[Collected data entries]
##############################

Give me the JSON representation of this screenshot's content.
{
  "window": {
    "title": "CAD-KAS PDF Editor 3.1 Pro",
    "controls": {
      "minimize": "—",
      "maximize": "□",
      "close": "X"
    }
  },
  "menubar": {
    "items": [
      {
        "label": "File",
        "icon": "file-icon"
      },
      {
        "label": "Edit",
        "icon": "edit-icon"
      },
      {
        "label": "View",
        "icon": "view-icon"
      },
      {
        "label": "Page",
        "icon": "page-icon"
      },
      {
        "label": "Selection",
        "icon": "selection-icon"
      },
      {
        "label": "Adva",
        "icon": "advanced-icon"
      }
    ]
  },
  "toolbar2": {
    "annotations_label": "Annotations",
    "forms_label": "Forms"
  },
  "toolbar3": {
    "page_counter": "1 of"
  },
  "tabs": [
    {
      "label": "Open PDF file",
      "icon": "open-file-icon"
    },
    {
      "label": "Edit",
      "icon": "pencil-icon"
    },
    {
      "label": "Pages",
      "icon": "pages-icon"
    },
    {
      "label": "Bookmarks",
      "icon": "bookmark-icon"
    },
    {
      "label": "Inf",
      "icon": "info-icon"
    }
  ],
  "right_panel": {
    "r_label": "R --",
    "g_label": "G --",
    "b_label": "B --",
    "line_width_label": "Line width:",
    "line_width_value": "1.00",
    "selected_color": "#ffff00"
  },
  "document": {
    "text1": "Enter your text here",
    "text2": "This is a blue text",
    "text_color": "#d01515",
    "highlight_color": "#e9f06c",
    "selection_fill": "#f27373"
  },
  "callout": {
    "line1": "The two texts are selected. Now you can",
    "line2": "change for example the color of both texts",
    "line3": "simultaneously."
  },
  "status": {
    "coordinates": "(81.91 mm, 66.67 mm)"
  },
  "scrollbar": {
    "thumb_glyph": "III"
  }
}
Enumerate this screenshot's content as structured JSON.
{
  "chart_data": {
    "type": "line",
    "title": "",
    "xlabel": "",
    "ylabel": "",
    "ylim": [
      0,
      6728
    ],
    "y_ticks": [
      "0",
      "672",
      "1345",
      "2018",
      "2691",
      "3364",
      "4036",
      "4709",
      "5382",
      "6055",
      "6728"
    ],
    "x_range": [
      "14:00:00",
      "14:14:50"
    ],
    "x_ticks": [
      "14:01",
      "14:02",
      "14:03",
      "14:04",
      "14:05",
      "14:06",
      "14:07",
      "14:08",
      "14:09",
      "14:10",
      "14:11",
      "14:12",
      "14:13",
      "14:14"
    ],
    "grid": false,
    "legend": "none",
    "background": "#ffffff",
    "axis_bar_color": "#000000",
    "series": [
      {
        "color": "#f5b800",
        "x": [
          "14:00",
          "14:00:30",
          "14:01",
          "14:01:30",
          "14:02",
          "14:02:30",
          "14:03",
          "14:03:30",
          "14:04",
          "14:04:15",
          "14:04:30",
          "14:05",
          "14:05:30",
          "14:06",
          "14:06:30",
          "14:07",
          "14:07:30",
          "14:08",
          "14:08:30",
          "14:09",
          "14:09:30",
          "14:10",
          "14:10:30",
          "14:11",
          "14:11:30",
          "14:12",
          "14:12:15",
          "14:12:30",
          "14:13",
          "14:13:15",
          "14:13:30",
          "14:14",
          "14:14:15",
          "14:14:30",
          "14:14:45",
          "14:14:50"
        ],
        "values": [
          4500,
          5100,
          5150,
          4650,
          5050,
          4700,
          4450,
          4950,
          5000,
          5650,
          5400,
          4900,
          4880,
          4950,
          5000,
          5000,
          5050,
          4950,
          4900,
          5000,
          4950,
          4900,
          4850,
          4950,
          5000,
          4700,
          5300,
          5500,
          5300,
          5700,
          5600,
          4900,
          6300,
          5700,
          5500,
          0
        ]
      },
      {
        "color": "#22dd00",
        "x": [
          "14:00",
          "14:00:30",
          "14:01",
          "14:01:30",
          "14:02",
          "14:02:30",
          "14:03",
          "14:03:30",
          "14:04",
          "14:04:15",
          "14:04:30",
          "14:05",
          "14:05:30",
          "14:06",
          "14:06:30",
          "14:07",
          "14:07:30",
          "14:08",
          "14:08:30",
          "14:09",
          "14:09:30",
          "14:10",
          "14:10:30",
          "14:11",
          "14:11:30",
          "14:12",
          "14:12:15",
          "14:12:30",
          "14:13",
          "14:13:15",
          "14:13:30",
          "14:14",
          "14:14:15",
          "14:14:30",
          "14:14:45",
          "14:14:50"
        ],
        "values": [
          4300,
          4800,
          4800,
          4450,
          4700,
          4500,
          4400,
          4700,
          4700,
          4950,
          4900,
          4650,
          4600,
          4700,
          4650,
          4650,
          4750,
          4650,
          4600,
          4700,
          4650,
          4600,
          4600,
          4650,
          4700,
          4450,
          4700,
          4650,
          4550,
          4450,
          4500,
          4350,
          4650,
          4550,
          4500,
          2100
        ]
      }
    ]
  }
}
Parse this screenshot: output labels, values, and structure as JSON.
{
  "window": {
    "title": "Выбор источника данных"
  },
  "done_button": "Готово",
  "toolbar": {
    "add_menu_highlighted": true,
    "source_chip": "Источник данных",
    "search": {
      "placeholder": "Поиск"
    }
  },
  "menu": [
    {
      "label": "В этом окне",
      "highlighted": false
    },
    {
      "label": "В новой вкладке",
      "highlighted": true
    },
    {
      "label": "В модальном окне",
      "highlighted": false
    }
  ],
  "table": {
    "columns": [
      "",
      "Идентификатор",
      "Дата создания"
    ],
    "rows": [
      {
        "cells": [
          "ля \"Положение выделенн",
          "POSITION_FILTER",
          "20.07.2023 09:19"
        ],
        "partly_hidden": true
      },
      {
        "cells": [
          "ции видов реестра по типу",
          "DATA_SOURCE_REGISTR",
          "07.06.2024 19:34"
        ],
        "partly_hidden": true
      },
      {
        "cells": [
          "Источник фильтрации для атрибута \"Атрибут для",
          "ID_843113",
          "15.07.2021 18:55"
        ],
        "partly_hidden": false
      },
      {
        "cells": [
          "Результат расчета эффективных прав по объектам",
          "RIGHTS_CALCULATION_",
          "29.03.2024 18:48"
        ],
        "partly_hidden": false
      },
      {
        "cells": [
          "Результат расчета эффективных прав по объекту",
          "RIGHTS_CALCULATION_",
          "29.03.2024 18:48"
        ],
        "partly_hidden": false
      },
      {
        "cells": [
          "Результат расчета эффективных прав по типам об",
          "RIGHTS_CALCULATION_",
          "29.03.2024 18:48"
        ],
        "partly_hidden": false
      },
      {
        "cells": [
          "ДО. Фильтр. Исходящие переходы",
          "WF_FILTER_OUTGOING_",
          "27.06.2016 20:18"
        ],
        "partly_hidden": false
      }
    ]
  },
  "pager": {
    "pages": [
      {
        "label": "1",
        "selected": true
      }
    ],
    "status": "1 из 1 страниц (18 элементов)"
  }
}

##############################

**Exercise brief:**
Extract every record. Keep wording exact.

**Task answer:**
Give me the JSON representation of this screenshot's content.
{
  "window": {
    "title": "CAD-KAS PDF Editor 3.1 Pro",
    "controls": {
      "minimize": "—",
      "maximize": "□",
      "close": "X"
    }
  },
  "menubar": {
    "items": [
      {
        "label": "File",
        "icon": "file-icon"
      },
      {
        "label": "Edit",
        "icon": "edit-icon"
      },
      {
        "label": "View",
        "icon": "view-icon"
      },
      {
        "label": "Page",
        "icon": "page-icon"
      },
      {
        "label": "Selection",
        "icon": "selection-icon"
      },
      {
        "label": "Adva",
        "icon": "advanced-icon"
      }
    ]
  },
  "toolbar2": {
    "annotations_label": "Annotations",
    "forms_label": "Forms"
  },
  "toolbar3": {
    "page_counter": "1 of"
  },
  "tabs": [
    {
      "label": "Open PDF file",
      "icon": "open-file-icon"
    },
    {
      "label": "Edit",
      "icon": "pencil-icon"
    },
    {
      "label": "Pages",
      "icon": "pages-icon"
    },
    {
      "label": "Bookmarks",
      "icon": "bookmark-icon"
    },
    {
      "label": "Inf",
      "icon": "info-icon"
    }
  ],
  "right_panel": {
    "r_label": "R --",
    "g_label": "G --",
    "b_label": "B --",
    "line_width_label": "Line width:",
    "line_width_value": "1.00",
    "selected_color": "#ffff00"
  },
  "document": {
    "text1": "Enter your text here",
    "text2": "This is a blue text",
    "text_color": "#d01515",
    "highlight_color": "#e9f06c",
    "selection_fill": "#f27373"
  },
  "callout": {
    "line1": "The two texts are selected. Now you can",
    "line2": "change for example the color of both texts",
    "line3": "simultaneously."
  },
  "status": {
    "coordinates": "(81.91 mm, 66.67 mm)"
  },
  "scrollbar": {
    "thumb_glyph": "III"
  }
}
Enumerate this screenshot's content as structured JSON.
{
  "chart_data": {
    "type": "line",
    "title": "",
    "xlabel": "",
    "ylabel": "",
    "ylim": [
      0,
      6728
    ],
    "y_ticks": [
      "0",
      "672",
      "1345",
      "2018",
      "2691",
      "3364",
      "4036",
      "4709",
      "5382",
      "6055",
      "6728"
    ],
    "x_range": [
      "14:00:00",
      "14:14:50"
    ],
    "x_ticks": [
      "14:01",
      "14:02",
      "14:03",
      "14:04",
      "14:05",
      "14:06",
      "14:07",
      "14:08",
      "14:09",
      "14:10",
      "14:11",
      "14:12",
      "14:13",
      "14:14"
    ],
    "grid": false,
    "legend": "none",
    "background": "#ffffff",
    "axis_bar_color": "#000000",
    "series": [
      {
        "color": "#f5b800",
        "x": [
          "14:00",
          "14:00:30",
          "14:01",
          "14:01:30",
          "14:02",
          "14:02:30",
          "14:03",
          "14:03:30",
          "14:04",
          "14:04:15",
          "14:04:30",
          "14:05",
          "14:05:30",
          "14:06",
          "14:06:30",
          "14:07",
          "14:07:30",
          "14:08",
          "14:08:30",
          "14:09",
          "14:09:30",
          "14:10",
          "14:10:30",
          "14:11",
          "14:11:30",
          "14:12",
          "14:12:15",
          "14:12:30",
          "14:13",
          "14:13:15",
          "14:13:30",
          "14:14",
          "14:14:15",
          "14:14:30",
          "14:14:45",
          "14:14:50"
        ],
        "values": [
          4500,
          5100,
          5150,
          4650,
          5050,
          4700,
          4450,
          4950,
          5000,
          5650,
          5400,
          4900,
          4880,
          4950,
          5000,
          5000,
          5050,
          4950,
          4900,
          5000,
          4950,
          4900,
          4850,
          4950,
          5000,
          4700,
          5300,
          5500,
          5300,
          5700,
          5600,
          4900,
          6300,
          5700,
          5500,
          0
        ]
      },
      {
        "color": "#22dd00",
        "x": [
          "14:00",
          "14:00:30",
          "14:01",
          "14:01:30",
          "14:02",
          "14:02:30",
          "14:03",
          "14:03:30",
          "14:04",
          "14:04:15",
          "14:04:30",
          "14:05",
          "14:05:30",
          "14:06",
          "14:06:30",
          "14:07",
          "14:07:30",
          "14:08",
          "14:08:30",
          "14:09",
          "14:09:30",
          "14:10",
          "14:10:30",
          "14:11",
          "14:11:30",
          "14:12",
          "14:12:15",
          "14:12:30",
          "14:13",
          "14:13:15",
          "14:13:30",
          "14:14",
          "14:14:15",
          "14:14:30",
          "14:14:45",
          "14:14:50"
        ],
        "values": [
          4300,
          4800,
          4800,
          4450,
          4700,
          4500,
          4400,
          4700,
          4700,
          4950,
          4900,
          4650,
          4600,
          4700,
          4650,
          4650,
          4750,
          4650,
          4600,
          4700,
          4650,
          4600,
          4600,
          4650,
          4700,
          4450,
          4700,
          4650,
          4550,
          4450,
          4500,
          4350,
          4650,
          4550,
          4500,
          2100
        ]
      }
    ]
  }
}
Parse this screenshot: output labels, values, and structure as JSON.
{
  "window": {
    "title": "Выбор источника данных"
  },
  "done_button": "Готово",
  "toolbar": {
    "add_menu_highlighted": true,
    "source_chip": "Источник данных",
    "search": {
      "placeholder": "Поиск"
    }
  },
  "menu": [
    {
      "label": "В этом окне",
      "highlighted": false
    },
    {
      "label": "В новой вкладке",
      "highlighted": true
    },
    {
      "label": "В модальном окне",
      "highlighted": false
    }
  ],
  "table": {
    "columns": [
      "",
      "Идентификатор",
      "Дата создания"
    ],
    "rows": [
      {
        "cells": [
          "ля \"Положение выделенн",
          "POSITION_FILTER",
          "20.07.2023 09:19"
        ],
        "partly_hidden": true
      },
      {
        "cells": [
          "ции видов реестра по типу",
          "DATA_SOURCE_REGISTR",
          "07.06.2024 19:34"
        ],
        "partly_hidden": true
      },
      {
        "cells": [
          "Источник фильтрации для атрибута \"Атрибут для",
          "ID_843113",
          "15.07.2021 18:55"
        ],
        "partly_hidden": false
      },
      {
        "cells": [
          "Результат расчета эффективных прав по объектам",
          "RIGHTS_CALCULATION_",
          "29.03.2024 18:48"
        ],
        "partly_hidden": false
      },
      {
        "cells": [
          "Результат расчета эффективных прав по объекту",
          "RIGHTS_CALCULATION_",
          "29.03.2024 18:48"
        ],
        "partly_hidden": false
      },
      {
        "cells": [
          "Результат расчета эффективных прав по типам об",
          "RIGHTS_CALCULATION_",
          "29.03.2024 18:48"
        ],
        "partly_hidden": false
      },
      {
        "cells": [
          "ДО. Фильтр. Исходящие переходы",
          "WF_FILTER_OUTGOING_",
          "27.06.2016 20:18"
        ],
        "partly_hidden": false
      }
    ]
  },
  "pager": {
    "pages": [
      {
        "label": "1",
        "selected": true
      }
    ],
    "status": "1 из 1 страниц (18 элементов)"
  }
}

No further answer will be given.